WORK INSTRUCTIONS -> The answer must be every line below that contains the string "this".

Figure dataset records
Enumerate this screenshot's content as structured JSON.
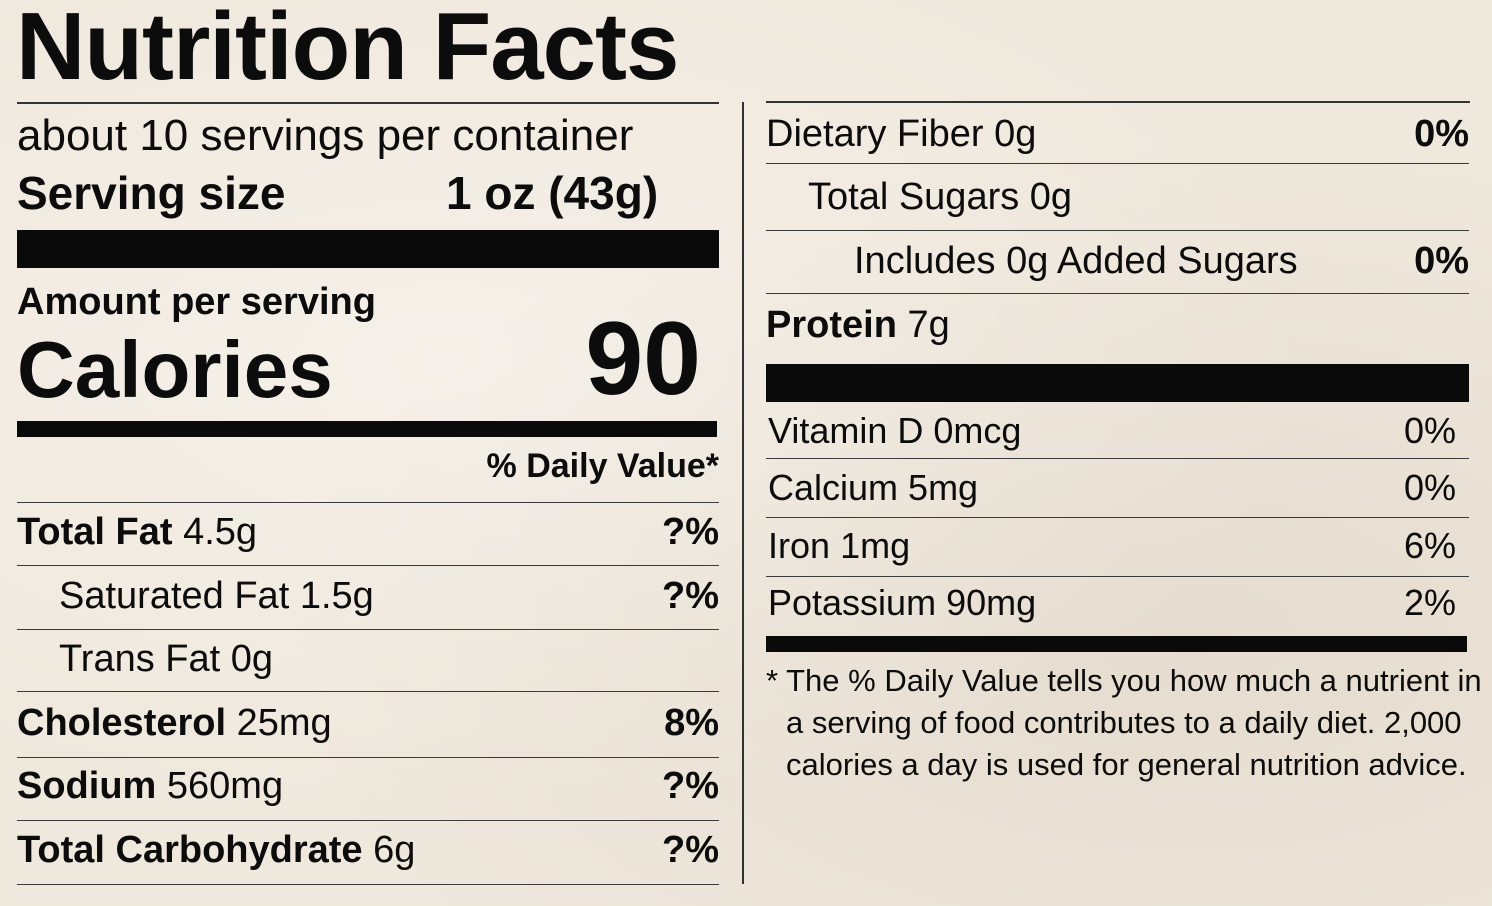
{
  "label": {
    "title": "Nutrition Facts",
    "servings_per_container": "about 10 servings per container",
    "serving_size_label": "Serving size",
    "serving_size_value": "1 oz (43g)",
    "amount_per_serving": "Amount per serving",
    "calories_label": "Calories",
    "calories_value": "90",
    "daily_value_header": "% Daily Value*"
  },
  "left_nutrients": [
    {
      "name": "Total Fat",
      "amount": "4.5g",
      "dv": "?%"
    },
    {
      "name": "Saturated Fat",
      "amount": "1.5g",
      "dv": "?%"
    },
    {
      "name": "Trans Fat",
      "amount": "0g",
      "dv": ""
    },
    {
      "name": "Cholesterol",
      "amount": "25mg",
      "dv": "8%"
    },
    {
      "name": "Sodium",
      "amount": "560mg",
      "dv": "?%"
    },
    {
      "name": "Total Carbohydrate",
      "amount": "6g",
      "dv": "?%"
    }
  ],
  "right_nutrients": [
    {
      "name": "Dietary Fiber",
      "amount": "0g",
      "dv": "0%"
    },
    {
      "name": "Total Sugars",
      "amount": "0g",
      "dv": ""
    },
    {
      "name": "Includes 0g Added Sugars",
      "amount": "",
      "dv": "0%"
    },
    {
      "name": "Protein",
      "amount": "7g",
      "dv": ""
    }
  ],
  "vitamins": [
    {
      "name": "Vitamin D",
      "amount": "0mcg",
      "dv": "0%"
    },
    {
      "name": "Calcium",
      "amount": "5mg",
      "dv": "0%"
    },
    {
      "name": "Iron",
      "amount": "1mg",
      "dv": "6%"
    },
    {
      "name": "Potassium",
      "amount": "90mg",
      "dv": "2%"
    }
  ],
  "footnote": {
    "line1": "* The % Daily Value tells you how much a nutrient in",
    "line2": "a serving of food contributes to a daily diet. 2,000",
    "line3": "calories a day is used for general nutrition advice."
  }
}
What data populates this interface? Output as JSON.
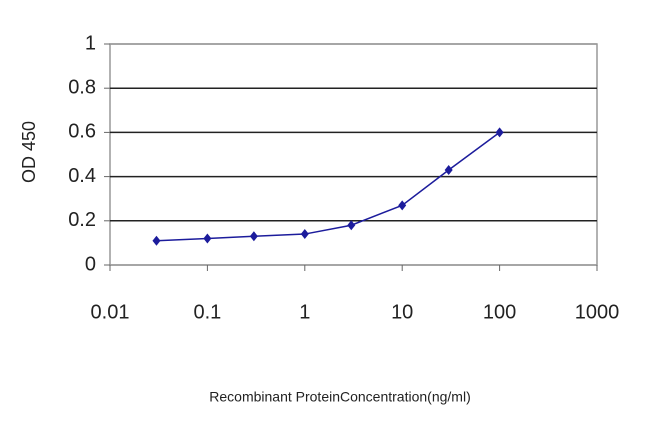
{
  "chart_data": {
    "type": "line",
    "x_label": "Recombinant ProteinConcentration(ng/ml)",
    "y_label": "OD 450",
    "x": [
      0.03,
      0.1,
      0.3,
      1,
      3,
      10,
      30,
      100
    ],
    "series": [
      {
        "color": "#1c1c9c",
        "values": [
          0.11,
          0.12,
          0.13,
          0.14,
          0.18,
          0.27,
          0.43,
          0.6
        ]
      }
    ],
    "xscale": "log",
    "xlim": [
      0.01,
      1000
    ],
    "xticks": [
      0.01,
      0.1,
      1,
      10,
      100,
      1000
    ],
    "ylim": [
      0,
      1
    ],
    "yticks": [
      0,
      0.2,
      0.4,
      0.6,
      0.8,
      1
    ],
    "grid": true
  }
}
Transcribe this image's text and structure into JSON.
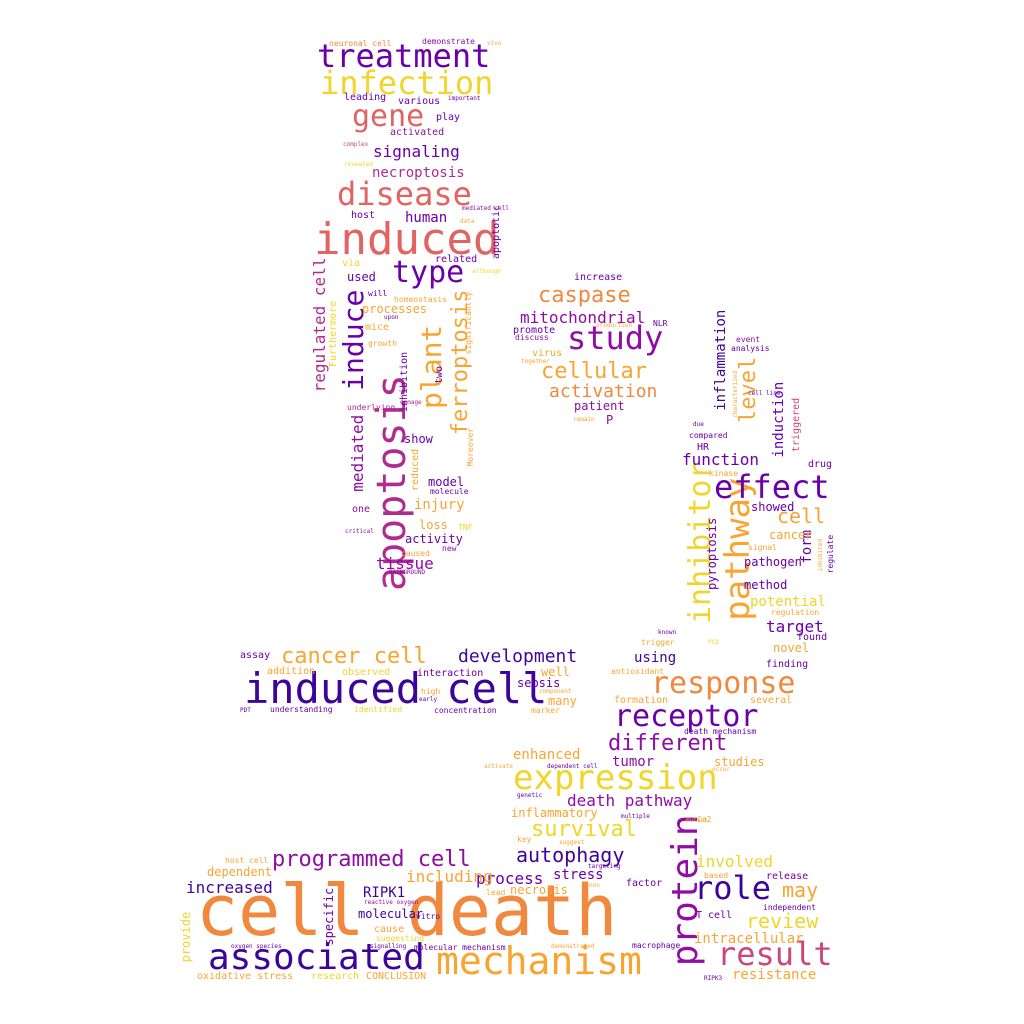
{
  "palette": {
    "indigo": "#3d049b",
    "violet": "#6a00a8",
    "purple": "#8f0da4",
    "magenta": "#b12a90",
    "rose": "#cc4778",
    "coral": "#e16462",
    "orange": "#f0883e",
    "amber": "#f9a431",
    "yellow": "#f0d52a"
  },
  "words": [
    {
      "text": "cell death",
      "color": "orange"
    },
    {
      "text": "induced cell",
      "color": "indigo"
    },
    {
      "text": "induced",
      "color": "coral"
    },
    {
      "text": "apoptosis",
      "color": "magenta"
    },
    {
      "text": "mechanism",
      "color": "amber"
    },
    {
      "text": "associated",
      "color": "indigo"
    },
    {
      "text": "protein",
      "color": "purple"
    },
    {
      "text": "pathway",
      "color": "amber"
    },
    {
      "text": "expression",
      "color": "yellow"
    },
    {
      "text": "response",
      "color": "orange"
    },
    {
      "text": "result",
      "color": "rose"
    },
    {
      "text": "receptor",
      "color": "violet"
    },
    {
      "text": "inhibitor",
      "color": "yellow"
    },
    {
      "text": "effect",
      "color": "violet"
    },
    {
      "text": "role",
      "color": "indigo"
    },
    {
      "text": "treatment",
      "color": "violet"
    },
    {
      "text": "infection",
      "color": "yellow"
    },
    {
      "text": "disease",
      "color": "coral"
    },
    {
      "text": "gene",
      "color": "coral"
    },
    {
      "text": "type",
      "color": "violet"
    },
    {
      "text": "study",
      "color": "purple"
    },
    {
      "text": "induce",
      "color": "violet"
    },
    {
      "text": "plant",
      "color": "amber"
    },
    {
      "text": "programmed cell",
      "color": "purple"
    },
    {
      "text": "cancer cell",
      "color": "amber"
    },
    {
      "text": "different",
      "color": "purple"
    },
    {
      "text": "ferroptosis",
      "color": "amber"
    },
    {
      "text": "level",
      "color": "amber"
    },
    {
      "text": "caspase",
      "color": "orange"
    },
    {
      "text": "cellular",
      "color": "amber"
    },
    {
      "text": "autophagy",
      "color": "indigo"
    },
    {
      "text": "survival",
      "color": "yellow"
    },
    {
      "text": "development",
      "color": "indigo"
    },
    {
      "text": "review",
      "color": "yellow"
    },
    {
      "text": "may",
      "color": "amber"
    },
    {
      "text": "cell",
      "color": "amber"
    },
    {
      "text": "activation",
      "color": "orange"
    },
    {
      "text": "signaling",
      "color": "violet"
    },
    {
      "text": "mitochondrial",
      "color": "purple"
    },
    {
      "text": "increased",
      "color": "indigo"
    },
    {
      "text": "death pathway",
      "color": "purple"
    },
    {
      "text": "enhanced",
      "color": "amber"
    },
    {
      "text": "involved",
      "color": "yellow"
    },
    {
      "text": "function",
      "color": "violet"
    },
    {
      "text": "intracellular",
      "color": "amber"
    },
    {
      "text": "resistance",
      "color": "amber"
    },
    {
      "text": "regulated cell",
      "color": "magenta"
    },
    {
      "text": "mediated",
      "color": "purple"
    },
    {
      "text": "necroptosis",
      "color": "magenta"
    },
    {
      "text": "tissue",
      "color": "purple"
    },
    {
      "text": "injury",
      "color": "amber"
    },
    {
      "text": "human",
      "color": "violet"
    },
    {
      "text": "target",
      "color": "violet"
    },
    {
      "text": "potential",
      "color": "yellow"
    },
    {
      "text": "process",
      "color": "violet"
    },
    {
      "text": "including",
      "color": "amber"
    },
    {
      "text": "stress",
      "color": "violet"
    },
    {
      "text": "inflammation",
      "color": "indigo"
    },
    {
      "text": "induction",
      "color": "violet"
    },
    {
      "text": "tumor",
      "color": "purple"
    },
    {
      "text": "form",
      "color": "violet"
    },
    {
      "text": "using",
      "color": "indigo"
    },
    {
      "text": "pyroptosis",
      "color": "violet"
    },
    {
      "text": "RIPK1",
      "color": "indigo"
    },
    {
      "text": "molecular",
      "color": "indigo"
    },
    {
      "text": "necrosis",
      "color": "amber"
    },
    {
      "text": "specific",
      "color": "violet"
    },
    {
      "text": "provide",
      "color": "yellow"
    },
    {
      "text": "dependent",
      "color": "amber"
    },
    {
      "text": "inflammatory",
      "color": "amber"
    },
    {
      "text": "studies",
      "color": "amber"
    },
    {
      "text": "sepsis",
      "color": "violet"
    },
    {
      "text": "well",
      "color": "amber"
    },
    {
      "text": "many",
      "color": "amber"
    },
    {
      "text": "novel",
      "color": "amber"
    },
    {
      "text": "method",
      "color": "violet"
    },
    {
      "text": "showed",
      "color": "violet"
    },
    {
      "text": "cancer",
      "color": "amber"
    },
    {
      "text": "pathogen",
      "color": "violet"
    },
    {
      "text": "patient",
      "color": "purple"
    },
    {
      "text": "P",
      "color": "purple"
    },
    {
      "text": "increase",
      "color": "violet"
    },
    {
      "text": "promote",
      "color": "violet"
    },
    {
      "text": "virus",
      "color": "amber"
    },
    {
      "text": "discuss",
      "color": "purple"
    },
    {
      "text": "NLR",
      "color": "violet"
    },
    {
      "text": "model",
      "color": "violet"
    },
    {
      "text": "loss",
      "color": "amber"
    },
    {
      "text": "activity",
      "color": "violet"
    },
    {
      "text": "show",
      "color": "violet"
    },
    {
      "text": "one",
      "color": "purple"
    },
    {
      "text": "processes",
      "color": "amber"
    },
    {
      "text": "used",
      "color": "violet"
    },
    {
      "text": "related",
      "color": "violet"
    },
    {
      "text": "host",
      "color": "violet"
    },
    {
      "text": "play",
      "color": "violet"
    },
    {
      "text": "activated",
      "color": "purple"
    },
    {
      "text": "various",
      "color": "violet"
    },
    {
      "text": "leading",
      "color": "violet"
    },
    {
      "text": "apoptotic",
      "color": "violet"
    },
    {
      "text": "mice",
      "color": "amber"
    },
    {
      "text": "via",
      "color": "yellow"
    },
    {
      "text": "will",
      "color": "violet"
    },
    {
      "text": "two",
      "color": "violet"
    },
    {
      "text": "inhibition",
      "color": "violet"
    },
    {
      "text": "reduced",
      "color": "amber"
    },
    {
      "text": "growth",
      "color": "amber"
    },
    {
      "text": "upon",
      "color": "violet"
    },
    {
      "text": "Furthermore",
      "color": "yellow"
    },
    {
      "text": "homeostasis",
      "color": "amber"
    },
    {
      "text": "significantly",
      "color": "amber"
    },
    {
      "text": "Moreover",
      "color": "amber"
    },
    {
      "text": "molecule",
      "color": "violet"
    },
    {
      "text": "new",
      "color": "purple"
    },
    {
      "text": "caused",
      "color": "amber"
    },
    {
      "text": "critical",
      "color": "purple"
    },
    {
      "text": "BACKGROUND",
      "color": "purple"
    },
    {
      "text": "TNF",
      "color": "yellow"
    },
    {
      "text": "underlying",
      "color": "magenta"
    },
    {
      "text": "damage",
      "color": "magenta"
    },
    {
      "text": "neuronal cell",
      "color": "orange"
    },
    {
      "text": "demonstrate",
      "color": "purple"
    },
    {
      "text": "vivo",
      "color": "amber"
    },
    {
      "text": "important",
      "color": "violet"
    },
    {
      "text": "complex",
      "color": "rose"
    },
    {
      "text": "revealed",
      "color": "yellow"
    },
    {
      "text": "mediated cell",
      "color": "purple"
    },
    {
      "text": "data",
      "color": "amber"
    },
    {
      "text": "although",
      "color": "yellow"
    },
    {
      "text": "production",
      "color": "amber"
    },
    {
      "text": "together",
      "color": "amber"
    },
    {
      "text": "remain",
      "color": "amber"
    },
    {
      "text": "event",
      "color": "purple"
    },
    {
      "text": "analysis",
      "color": "violet"
    },
    {
      "text": "characterized",
      "color": "amber"
    },
    {
      "text": "triggered",
      "color": "rose"
    },
    {
      "text": "cell line",
      "color": "violet"
    },
    {
      "text": "regulation",
      "color": "amber"
    },
    {
      "text": "due",
      "color": "violet"
    },
    {
      "text": "compared",
      "color": "violet"
    },
    {
      "text": "HR",
      "color": "violet"
    },
    {
      "text": "kinase",
      "color": "amber"
    },
    {
      "text": "drug",
      "color": "violet"
    },
    {
      "text": "signal",
      "color": "amber"
    },
    {
      "text": "inhibited",
      "color": "amber"
    },
    {
      "text": "regulate",
      "color": "violet"
    },
    {
      "text": "found",
      "color": "violet"
    },
    {
      "text": "finding",
      "color": "violet"
    },
    {
      "text": "several",
      "color": "amber"
    },
    {
      "text": "known",
      "color": "violet"
    },
    {
      "text": "trigger",
      "color": "amber"
    },
    {
      "text": "PCD",
      "color": "yellow"
    },
    {
      "text": "antioxidant",
      "color": "amber"
    },
    {
      "text": "formation",
      "color": "amber"
    },
    {
      "text": "death mechanism",
      "color": "violet"
    },
    {
      "text": "assay",
      "color": "violet"
    },
    {
      "text": "addition",
      "color": "amber"
    },
    {
      "text": "observed",
      "color": "yellow"
    },
    {
      "text": "interaction",
      "color": "violet"
    },
    {
      "text": "high",
      "color": "amber"
    },
    {
      "text": "early",
      "color": "violet"
    },
    {
      "text": "component",
      "color": "amber"
    },
    {
      "text": "marker",
      "color": "amber"
    },
    {
      "text": "PDT",
      "color": "violet"
    },
    {
      "text": "understanding",
      "color": "violet"
    },
    {
      "text": "identified",
      "color": "yellow"
    },
    {
      "text": "concentration",
      "color": "violet"
    },
    {
      "text": "activate",
      "color": "amber"
    },
    {
      "text": "dependent cell",
      "color": "violet"
    },
    {
      "text": "occur",
      "color": "amber"
    },
    {
      "text": "genetic",
      "color": "violet"
    },
    {
      "text": "key",
      "color": "amber"
    },
    {
      "text": "suggest",
      "color": "amber"
    },
    {
      "text": "multiple",
      "color": "violet"
    },
    {
      "text": "mutant",
      "color": "amber"
    },
    {
      "text": "Ca2",
      "color": "amber"
    },
    {
      "text": "host cell",
      "color": "amber"
    },
    {
      "text": "targeting",
      "color": "violet"
    },
    {
      "text": "based",
      "color": "amber"
    },
    {
      "text": "lead",
      "color": "amber"
    },
    {
      "text": "non",
      "color": "amber"
    },
    {
      "text": "factor",
      "color": "violet"
    },
    {
      "text": "release",
      "color": "violet"
    },
    {
      "text": "independent",
      "color": "violet"
    },
    {
      "text": "T cell",
      "color": "violet"
    },
    {
      "text": "reactive oxygen",
      "color": "purple"
    },
    {
      "text": "vitro",
      "color": "violet"
    },
    {
      "text": "cause",
      "color": "amber"
    },
    {
      "text": "suggesting",
      "color": "yellow"
    },
    {
      "text": "oxygen species",
      "color": "violet"
    },
    {
      "text": "signalling",
      "color": "violet"
    },
    {
      "text": "molecular mechanism",
      "color": "violet"
    },
    {
      "text": "demonstrated",
      "color": "amber"
    },
    {
      "text": "macrophage",
      "color": "violet"
    },
    {
      "text": "oxidative stress",
      "color": "amber"
    },
    {
      "text": "research",
      "color": "yellow"
    },
    {
      "text": "CONCLUSION",
      "color": "amber"
    },
    {
      "text": "RIPK3",
      "color": "violet"
    }
  ]
}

COMPLETED EXERCISE ->
Enumerate this screenshot's content as structured JSON.
What data populates this interface? Output as JSON.
Transcribe this image's text and structure into JSON.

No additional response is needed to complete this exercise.